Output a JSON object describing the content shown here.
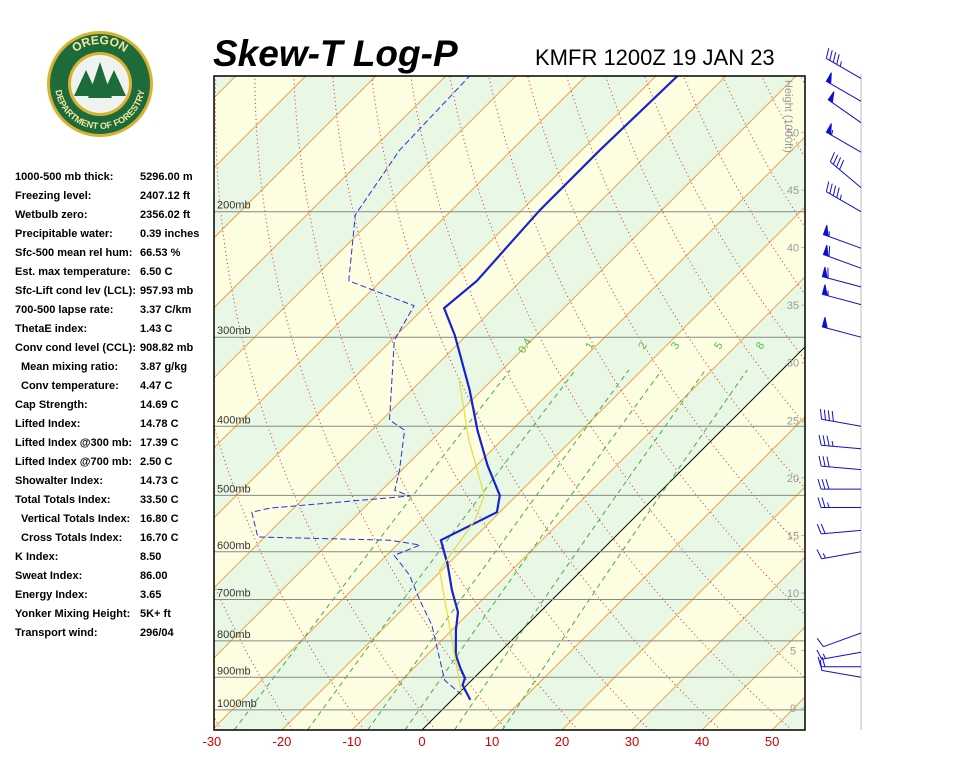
{
  "logo": {
    "top": "OREGON",
    "bottom": "DEPARTMENT OF FORESTRY"
  },
  "stats": [
    {
      "label": "1000-500 mb thick:",
      "value": "5296.00 m"
    },
    {
      "label": "Freezing level:",
      "value": "2407.12 ft"
    },
    {
      "label": "Wetbulb zero:",
      "value": "2356.02 ft"
    },
    {
      "label": "Precipitable water:",
      "value": "0.39 inches"
    },
    {
      "label": "Sfc-500 mean rel hum:",
      "value": "66.53 %"
    },
    {
      "label": "Est. max temperature:",
      "value": "6.50 C"
    },
    {
      "label": "Sfc-Lift cond lev (LCL):",
      "value": "957.93 mb"
    },
    {
      "label": "700-500 lapse rate:",
      "value": "3.37 C/km"
    },
    {
      "label": "ThetaE index:",
      "value": "1.43 C"
    },
    {
      "label": "Conv cond level (CCL):",
      "value": "908.82 mb"
    },
    {
      "label": "Mean mixing ratio:",
      "value": "3.87 g/kg"
    },
    {
      "label": "Conv temperature:",
      "value": "4.47 C"
    },
    {
      "label": "Cap Strength:",
      "value": "14.69 C"
    },
    {
      "label": "Lifted Index:",
      "value": "14.78 C"
    },
    {
      "label": "Lifted Index @300 mb:",
      "value": "17.39 C"
    },
    {
      "label": "Lifted Index @700 mb:",
      "value": "2.50 C"
    },
    {
      "label": "Showalter Index:",
      "value": "14.73 C"
    },
    {
      "label": "Total Totals Index:",
      "value": "33.50 C"
    },
    {
      "label": "Vertical Totals Index:",
      "value": "16.80 C"
    },
    {
      "label": "Cross Totals Index:",
      "value": "16.70 C"
    },
    {
      "label": "K Index:",
      "value": "8.50"
    },
    {
      "label": "Sweat Index:",
      "value": "86.00"
    },
    {
      "label": "Energy Index:",
      "value": "3.65"
    },
    {
      "label": "Yonker Mixing Height:",
      "value": "5K+ ft"
    },
    {
      "label": "Transport wind:",
      "value": "296/04"
    }
  ],
  "chart_data": {
    "type": "skewt",
    "title": "Skew-T Log-P",
    "subtitle": "KMFR 1200Z 19 JAN 23",
    "xlim": [
      -29.7,
      54.7
    ],
    "xticks": [
      -30,
      -20,
      -10,
      0,
      10,
      20,
      30,
      40,
      50
    ],
    "ylim": [
      1067,
      129
    ],
    "yticks": [
      {
        "value": 1000,
        "label": "1000mb"
      },
      {
        "value": 900,
        "label": "900mb"
      },
      {
        "value": 800,
        "label": "800mb"
      },
      {
        "value": 700,
        "label": "700mb"
      },
      {
        "value": 600,
        "label": "600mb"
      },
      {
        "value": 500,
        "label": "500mb"
      },
      {
        "value": 400,
        "label": "400mb"
      },
      {
        "value": 300,
        "label": "300mb"
      },
      {
        "value": 200,
        "label": "200mb"
      }
    ],
    "height_axis": {
      "label": "Height (1000ft)",
      "lim": [
        -1.9,
        54.9
      ],
      "ticks": [
        0,
        5,
        10,
        15,
        20,
        25,
        30,
        35,
        40,
        45,
        50
      ]
    },
    "mixing_ratio_lines": [
      0.4,
      1,
      2,
      3,
      5,
      8
    ],
    "series": [
      {
        "color": "#1a22cc",
        "style": "solid",
        "pressure": [
          968,
          923,
          902,
          873,
          837,
          773,
          729,
          679,
          626,
          578,
          528,
          500,
          454,
          405,
          356,
          298,
          273,
          250,
          199,
          164,
          129
        ],
        "values": [
          2.6,
          -0.6,
          -1.3,
          -3.4,
          -5.9,
          -9.4,
          -11.7,
          -15.7,
          -19.9,
          -24.4,
          -20.4,
          -22.4,
          -28.4,
          -34.9,
          -41.7,
          -51.7,
          -57.1,
          -56.3,
          -57.4,
          -57.4,
          -56.9
        ]
      },
      {
        "color": "#2a30d8",
        "style": "dashed",
        "pressure": [
          953,
          908,
          760,
          701,
          647,
          607,
          587,
          578,
          572,
          528,
          521,
          501,
          492,
          461,
          405,
          392,
          303,
          271,
          250,
          202,
          164,
          129
        ],
        "values": [
          0.7,
          -3.9,
          -13.6,
          -18.9,
          -23.9,
          -28.9,
          -26.7,
          -31.7,
          -51,
          -55.4,
          -53.4,
          -35.1,
          -38.1,
          -40.3,
          -45.3,
          -48.9,
          -59.6,
          -61.7,
          -74.6,
          -83.1,
          -86,
          -86.6
        ]
      },
      {
        "color": "#e6dc3c",
        "style": "thin",
        "pressure": [
          953,
          637,
          542,
          500,
          419,
          345
        ],
        "values": [
          0.7,
          -20.3,
          -22.4,
          -24.6,
          -34.6,
          -44.6
        ]
      }
    ],
    "winds": {
      "color": "#1010cc",
      "pressure": [
        130,
        140,
        150,
        165,
        185,
        200,
        225,
        240,
        255,
        270,
        300,
        400,
        430,
        460,
        490,
        520,
        560,
        600,
        780,
        830,
        870,
        900
      ],
      "direction": [
        300,
        300,
        305,
        300,
        310,
        300,
        290,
        290,
        285,
        285,
        285,
        280,
        275,
        275,
        270,
        270,
        265,
        260,
        250,
        260,
        270,
        280
      ],
      "speed": [
        45,
        50,
        50,
        55,
        40,
        45,
        55,
        60,
        60,
        55,
        50,
        40,
        35,
        30,
        30,
        25,
        20,
        15,
        10,
        15,
        20,
        10
      ]
    }
  }
}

+++++

◆ AIM: Quote the records in their entirety, keeping the wording exact and excluding pictures.

◆ FULL OUTPUT:
Output a JSON object describing the content shown here.
{
  "logo": {
    "top": "OREGON",
    "bottom": "DEPARTMENT OF FORESTRY"
  },
  "stats": [
    {
      "label": "1000-500 mb thick:",
      "value": "5296.00 m"
    },
    {
      "label": "Freezing level:",
      "value": "2407.12 ft"
    },
    {
      "label": "Wetbulb zero:",
      "value": "2356.02 ft"
    },
    {
      "label": "Precipitable water:",
      "value": "0.39 inches"
    },
    {
      "label": "Sfc-500 mean rel hum:",
      "value": "66.53 %"
    },
    {
      "label": "Est. max temperature:",
      "value": "6.50 C"
    },
    {
      "label": "Sfc-Lift cond lev (LCL):",
      "value": "957.93 mb"
    },
    {
      "label": "700-500 lapse rate:",
      "value": "3.37 C/km"
    },
    {
      "label": "ThetaE index:",
      "value": "1.43 C"
    },
    {
      "label": "Conv cond level (CCL):",
      "value": "908.82 mb"
    },
    {
      "label": "Mean mixing ratio:",
      "value": "3.87 g/kg"
    },
    {
      "label": "Conv temperature:",
      "value": "4.47 C"
    },
    {
      "label": "Cap Strength:",
      "value": "14.69 C"
    },
    {
      "label": "Lifted Index:",
      "value": "14.78 C"
    },
    {
      "label": "Lifted Index @300 mb:",
      "value": "17.39 C"
    },
    {
      "label": "Lifted Index @700 mb:",
      "value": "2.50 C"
    },
    {
      "label": "Showalter Index:",
      "value": "14.73 C"
    },
    {
      "label": "Total Totals Index:",
      "value": "33.50 C"
    },
    {
      "label": "Vertical Totals Index:",
      "value": "16.80 C"
    },
    {
      "label": "Cross Totals Index:",
      "value": "16.70 C"
    },
    {
      "label": "K Index:",
      "value": "8.50"
    },
    {
      "label": "Sweat Index:",
      "value": "86.00"
    },
    {
      "label": "Energy Index:",
      "value": "3.65"
    },
    {
      "label": "Yonker Mixing Height:",
      "value": "5K+ ft"
    },
    {
      "label": "Transport wind:",
      "value": "296/04"
    }
  ],
  "chart_data": {
    "type": "skewt",
    "title": "Skew-T Log-P",
    "subtitle": "KMFR 1200Z 19 JAN 23",
    "xlim": [
      -29.7,
      54.7
    ],
    "xticks": [
      -30,
      -20,
      -10,
      0,
      10,
      20,
      30,
      40,
      50
    ],
    "ylim": [
      1067,
      129
    ],
    "yticks": [
      {
        "value": 1000,
        "label": "1000mb"
      },
      {
        "value": 900,
        "label": "900mb"
      },
      {
        "value": 800,
        "label": "800mb"
      },
      {
        "value": 700,
        "label": "700mb"
      },
      {
        "value": 600,
        "label": "600mb"
      },
      {
        "value": 500,
        "label": "500mb"
      },
      {
        "value": 400,
        "label": "400mb"
      },
      {
        "value": 300,
        "label": "300mb"
      },
      {
        "value": 200,
        "label": "200mb"
      }
    ],
    "height_axis": {
      "label": "Height (1000ft)",
      "lim": [
        -1.9,
        54.9
      ],
      "ticks": [
        0,
        5,
        10,
        15,
        20,
        25,
        30,
        35,
        40,
        45,
        50
      ]
    },
    "mixing_ratio_lines": [
      0.4,
      1,
      2,
      3,
      5,
      8
    ],
    "series": [
      {
        "color": "#1a22cc",
        "style": "solid",
        "pressure": [
          968,
          923,
          902,
          873,
          837,
          773,
          729,
          679,
          626,
          578,
          528,
          500,
          454,
          405,
          356,
          298,
          273,
          250,
          199,
          164,
          129
        ],
        "values": [
          2.6,
          -0.6,
          -1.3,
          -3.4,
          -5.9,
          -9.4,
          -11.7,
          -15.7,
          -19.9,
          -24.4,
          -20.4,
          -22.4,
          -28.4,
          -34.9,
          -41.7,
          -51.7,
          -57.1,
          -56.3,
          -57.4,
          -57.4,
          -56.9
        ]
      },
      {
        "color": "#2a30d8",
        "style": "dashed",
        "pressure": [
          953,
          908,
          760,
          701,
          647,
          607,
          587,
          578,
          572,
          528,
          521,
          501,
          492,
          461,
          405,
          392,
          303,
          271,
          250,
          202,
          164,
          129
        ],
        "values": [
          0.7,
          -3.9,
          -13.6,
          -18.9,
          -23.9,
          -28.9,
          -26.7,
          -31.7,
          -51,
          -55.4,
          -53.4,
          -35.1,
          -38.1,
          -40.3,
          -45.3,
          -48.9,
          -59.6,
          -61.7,
          -74.6,
          -83.1,
          -86,
          -86.6
        ]
      },
      {
        "color": "#e6dc3c",
        "style": "thin",
        "pressure": [
          953,
          637,
          542,
          500,
          419,
          345
        ],
        "values": [
          0.7,
          -20.3,
          -22.4,
          -24.6,
          -34.6,
          -44.6
        ]
      }
    ],
    "winds": {
      "color": "#1010cc",
      "pressure": [
        130,
        140,
        150,
        165,
        185,
        200,
        225,
        240,
        255,
        270,
        300,
        400,
        430,
        460,
        490,
        520,
        560,
        600,
        780,
        830,
        870,
        900
      ],
      "direction": [
        300,
        300,
        305,
        300,
        310,
        300,
        290,
        290,
        285,
        285,
        285,
        280,
        275,
        275,
        270,
        270,
        265,
        260,
        250,
        260,
        270,
        280
      ],
      "speed": [
        45,
        50,
        50,
        55,
        40,
        45,
        55,
        60,
        60,
        55,
        50,
        40,
        35,
        30,
        30,
        25,
        20,
        15,
        10,
        15,
        20,
        10
      ]
    }
  }
}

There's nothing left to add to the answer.